*Your instructions*
Reproduce word for word the passage of the dispute resolution agreement from "E. The arbitration" up to and including "County, New Mexico].".

*Text*
▼
TSG Dispute Resolution Agreement
Revised Spring 1995
Page 1
<PAGE>

     E. The arbitration will be conducted in accordance with the provisions
of this Agreement and the Employment Dispute Resolution Rules of the American
Arbitration Association ("AAA") in effect at the time the written notice of the
Claim is received. An arbitrator shall be selected in the manner provided for in
the Employment Dispute Resolution Rules of the AAA, except that the parties
agree that the arbitrator shall (1) be an attorney licensed in the state where
the arbitration is being conducted and (2) have expertise in the area of
employment law. The arbitration will be held in Dallas County, Texas [Bernalillo
County, New Mexico].

     F. Each party shall have the right to take one deposition of the other
party and any expert witness or other witness  designated by the other party.
▲
*Dataset rows*
▼
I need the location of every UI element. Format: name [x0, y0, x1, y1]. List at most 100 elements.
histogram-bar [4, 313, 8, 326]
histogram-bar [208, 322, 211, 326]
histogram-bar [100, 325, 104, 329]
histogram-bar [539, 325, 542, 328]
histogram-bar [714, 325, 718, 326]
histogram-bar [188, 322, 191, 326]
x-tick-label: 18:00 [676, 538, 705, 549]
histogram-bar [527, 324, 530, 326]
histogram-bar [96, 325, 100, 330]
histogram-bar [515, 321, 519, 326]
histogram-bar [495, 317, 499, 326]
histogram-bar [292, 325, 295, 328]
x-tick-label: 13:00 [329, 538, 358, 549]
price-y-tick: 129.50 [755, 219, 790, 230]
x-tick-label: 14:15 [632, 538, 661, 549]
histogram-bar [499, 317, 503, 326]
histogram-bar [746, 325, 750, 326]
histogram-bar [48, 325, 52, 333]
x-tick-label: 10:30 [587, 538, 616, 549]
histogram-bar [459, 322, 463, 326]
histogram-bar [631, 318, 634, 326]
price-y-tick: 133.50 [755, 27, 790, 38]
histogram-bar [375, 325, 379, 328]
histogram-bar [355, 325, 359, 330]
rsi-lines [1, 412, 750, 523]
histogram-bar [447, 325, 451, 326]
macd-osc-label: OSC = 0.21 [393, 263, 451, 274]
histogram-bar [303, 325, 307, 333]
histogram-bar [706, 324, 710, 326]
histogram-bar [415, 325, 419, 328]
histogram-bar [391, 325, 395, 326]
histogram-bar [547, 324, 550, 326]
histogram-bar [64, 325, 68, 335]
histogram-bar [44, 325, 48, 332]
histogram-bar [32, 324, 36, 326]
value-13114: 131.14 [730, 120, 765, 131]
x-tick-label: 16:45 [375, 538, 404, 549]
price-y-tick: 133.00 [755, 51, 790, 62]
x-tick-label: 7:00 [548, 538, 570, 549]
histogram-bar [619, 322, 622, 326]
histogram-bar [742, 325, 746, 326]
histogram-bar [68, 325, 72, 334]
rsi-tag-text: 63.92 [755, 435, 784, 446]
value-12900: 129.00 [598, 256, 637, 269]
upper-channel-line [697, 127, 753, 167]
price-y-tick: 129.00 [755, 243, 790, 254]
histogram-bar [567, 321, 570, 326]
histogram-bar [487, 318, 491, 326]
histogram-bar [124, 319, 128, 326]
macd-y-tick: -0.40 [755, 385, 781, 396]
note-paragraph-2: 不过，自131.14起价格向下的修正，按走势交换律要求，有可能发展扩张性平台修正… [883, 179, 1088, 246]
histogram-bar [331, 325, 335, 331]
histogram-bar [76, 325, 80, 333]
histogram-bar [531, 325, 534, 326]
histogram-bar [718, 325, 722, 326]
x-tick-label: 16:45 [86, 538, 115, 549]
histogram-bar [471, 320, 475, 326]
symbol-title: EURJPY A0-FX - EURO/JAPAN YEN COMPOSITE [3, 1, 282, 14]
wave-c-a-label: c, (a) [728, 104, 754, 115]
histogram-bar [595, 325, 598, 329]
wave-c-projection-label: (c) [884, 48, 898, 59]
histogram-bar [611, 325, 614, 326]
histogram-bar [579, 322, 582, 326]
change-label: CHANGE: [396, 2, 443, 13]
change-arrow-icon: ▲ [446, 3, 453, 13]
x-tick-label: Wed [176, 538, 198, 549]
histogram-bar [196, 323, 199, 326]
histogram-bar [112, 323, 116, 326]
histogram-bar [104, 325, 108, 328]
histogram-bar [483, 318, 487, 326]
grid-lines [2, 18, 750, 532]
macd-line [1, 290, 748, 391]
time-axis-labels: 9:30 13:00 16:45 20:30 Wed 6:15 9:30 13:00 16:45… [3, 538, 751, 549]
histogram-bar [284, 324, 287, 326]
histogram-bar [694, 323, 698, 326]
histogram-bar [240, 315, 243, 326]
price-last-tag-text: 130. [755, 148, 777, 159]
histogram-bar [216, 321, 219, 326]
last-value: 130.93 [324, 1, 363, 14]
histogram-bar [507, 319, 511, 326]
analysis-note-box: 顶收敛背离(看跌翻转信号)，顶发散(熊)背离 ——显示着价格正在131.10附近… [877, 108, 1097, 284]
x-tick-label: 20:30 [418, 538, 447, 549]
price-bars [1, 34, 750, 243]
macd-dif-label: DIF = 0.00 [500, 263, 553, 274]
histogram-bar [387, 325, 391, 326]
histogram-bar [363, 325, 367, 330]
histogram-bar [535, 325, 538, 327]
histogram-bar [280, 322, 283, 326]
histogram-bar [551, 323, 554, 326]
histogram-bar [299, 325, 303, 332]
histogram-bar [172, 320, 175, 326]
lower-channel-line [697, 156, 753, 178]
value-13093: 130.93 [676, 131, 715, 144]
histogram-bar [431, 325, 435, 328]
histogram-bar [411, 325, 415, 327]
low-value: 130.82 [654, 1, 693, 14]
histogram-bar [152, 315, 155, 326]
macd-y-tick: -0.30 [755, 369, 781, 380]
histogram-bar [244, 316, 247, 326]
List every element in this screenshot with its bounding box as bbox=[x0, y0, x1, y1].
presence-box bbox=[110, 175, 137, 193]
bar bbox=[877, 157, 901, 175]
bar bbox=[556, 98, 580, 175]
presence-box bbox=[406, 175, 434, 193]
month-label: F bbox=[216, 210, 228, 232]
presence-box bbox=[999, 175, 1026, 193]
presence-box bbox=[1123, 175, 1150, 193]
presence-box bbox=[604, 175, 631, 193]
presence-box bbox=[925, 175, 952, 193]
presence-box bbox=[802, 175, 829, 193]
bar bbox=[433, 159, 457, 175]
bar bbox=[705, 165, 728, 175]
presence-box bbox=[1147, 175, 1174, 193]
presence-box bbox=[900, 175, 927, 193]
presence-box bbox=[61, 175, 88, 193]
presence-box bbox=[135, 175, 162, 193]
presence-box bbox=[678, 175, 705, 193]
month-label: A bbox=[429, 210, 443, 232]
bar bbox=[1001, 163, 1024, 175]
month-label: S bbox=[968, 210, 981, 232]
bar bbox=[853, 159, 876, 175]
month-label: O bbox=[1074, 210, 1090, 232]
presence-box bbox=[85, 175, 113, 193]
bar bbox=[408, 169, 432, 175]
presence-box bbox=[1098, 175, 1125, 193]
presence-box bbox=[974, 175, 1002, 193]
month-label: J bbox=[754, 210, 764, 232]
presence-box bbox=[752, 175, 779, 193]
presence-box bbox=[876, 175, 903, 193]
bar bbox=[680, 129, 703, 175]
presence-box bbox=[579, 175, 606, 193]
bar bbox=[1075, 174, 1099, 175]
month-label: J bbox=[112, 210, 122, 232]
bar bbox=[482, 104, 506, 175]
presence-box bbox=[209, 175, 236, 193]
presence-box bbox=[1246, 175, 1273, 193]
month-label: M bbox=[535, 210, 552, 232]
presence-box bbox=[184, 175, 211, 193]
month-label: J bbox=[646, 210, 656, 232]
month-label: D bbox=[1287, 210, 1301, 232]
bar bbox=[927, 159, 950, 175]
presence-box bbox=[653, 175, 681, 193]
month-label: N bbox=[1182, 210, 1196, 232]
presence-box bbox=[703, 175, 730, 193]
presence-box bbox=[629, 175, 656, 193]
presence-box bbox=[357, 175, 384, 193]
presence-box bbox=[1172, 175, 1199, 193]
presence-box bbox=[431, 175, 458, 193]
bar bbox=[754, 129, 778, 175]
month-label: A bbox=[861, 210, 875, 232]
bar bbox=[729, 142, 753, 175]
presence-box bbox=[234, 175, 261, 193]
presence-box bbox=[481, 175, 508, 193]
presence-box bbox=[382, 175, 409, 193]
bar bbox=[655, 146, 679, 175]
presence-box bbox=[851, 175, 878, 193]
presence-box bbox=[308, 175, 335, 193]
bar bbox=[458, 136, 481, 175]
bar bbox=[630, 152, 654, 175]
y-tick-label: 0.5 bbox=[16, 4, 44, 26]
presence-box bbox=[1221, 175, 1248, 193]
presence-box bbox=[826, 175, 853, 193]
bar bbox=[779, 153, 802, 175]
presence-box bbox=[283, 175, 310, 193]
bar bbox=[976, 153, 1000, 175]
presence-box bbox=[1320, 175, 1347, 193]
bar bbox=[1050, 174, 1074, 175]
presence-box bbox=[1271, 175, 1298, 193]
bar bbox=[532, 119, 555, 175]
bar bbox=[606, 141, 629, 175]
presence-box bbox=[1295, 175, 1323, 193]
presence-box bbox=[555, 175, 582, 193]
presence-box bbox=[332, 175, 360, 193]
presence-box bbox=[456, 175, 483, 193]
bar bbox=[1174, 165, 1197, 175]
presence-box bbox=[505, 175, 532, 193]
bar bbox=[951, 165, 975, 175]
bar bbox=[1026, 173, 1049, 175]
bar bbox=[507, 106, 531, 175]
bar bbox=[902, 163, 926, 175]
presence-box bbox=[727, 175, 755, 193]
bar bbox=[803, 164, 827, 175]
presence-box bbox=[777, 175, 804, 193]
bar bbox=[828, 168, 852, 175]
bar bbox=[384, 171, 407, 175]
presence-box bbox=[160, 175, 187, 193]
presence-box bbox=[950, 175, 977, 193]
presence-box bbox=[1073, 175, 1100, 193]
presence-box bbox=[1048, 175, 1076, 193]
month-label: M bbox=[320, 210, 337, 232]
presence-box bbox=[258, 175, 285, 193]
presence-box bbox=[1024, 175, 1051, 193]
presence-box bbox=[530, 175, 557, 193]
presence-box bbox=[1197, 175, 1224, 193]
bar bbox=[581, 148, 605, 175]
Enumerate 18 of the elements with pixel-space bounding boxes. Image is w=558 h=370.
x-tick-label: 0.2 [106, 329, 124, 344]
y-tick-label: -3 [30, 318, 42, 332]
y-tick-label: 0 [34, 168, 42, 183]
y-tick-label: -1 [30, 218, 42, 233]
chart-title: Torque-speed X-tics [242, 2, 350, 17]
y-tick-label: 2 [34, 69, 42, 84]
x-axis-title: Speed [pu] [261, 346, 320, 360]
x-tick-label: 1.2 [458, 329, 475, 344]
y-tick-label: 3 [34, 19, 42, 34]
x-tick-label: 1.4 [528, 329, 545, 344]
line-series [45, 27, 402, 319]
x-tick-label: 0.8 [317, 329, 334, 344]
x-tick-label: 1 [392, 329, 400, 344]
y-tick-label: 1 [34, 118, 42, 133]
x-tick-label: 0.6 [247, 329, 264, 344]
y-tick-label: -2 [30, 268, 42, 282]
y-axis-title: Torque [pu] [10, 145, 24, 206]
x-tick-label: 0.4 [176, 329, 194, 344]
▲
*Answer*
E. The arbitration will be conducted in accordance with the provisions
of this Agreement and the Employment Dispute Resolution Rules of the American
Arbitration Association ("AAA") in effect at the time the written notice of the
Claim is received. An arbitrator shall be selected in the manner provided for in
the Employment Dispute Resolution Rules of the AAA, except that the parties
agree that the arbitrator shall (1) be an attorney licensed in the state where
the arbitration is being conducted and (2) have expertise in the area of
employment law. The arbitration will be held in Dallas County, Texas [Bernalillo
County, New Mexico].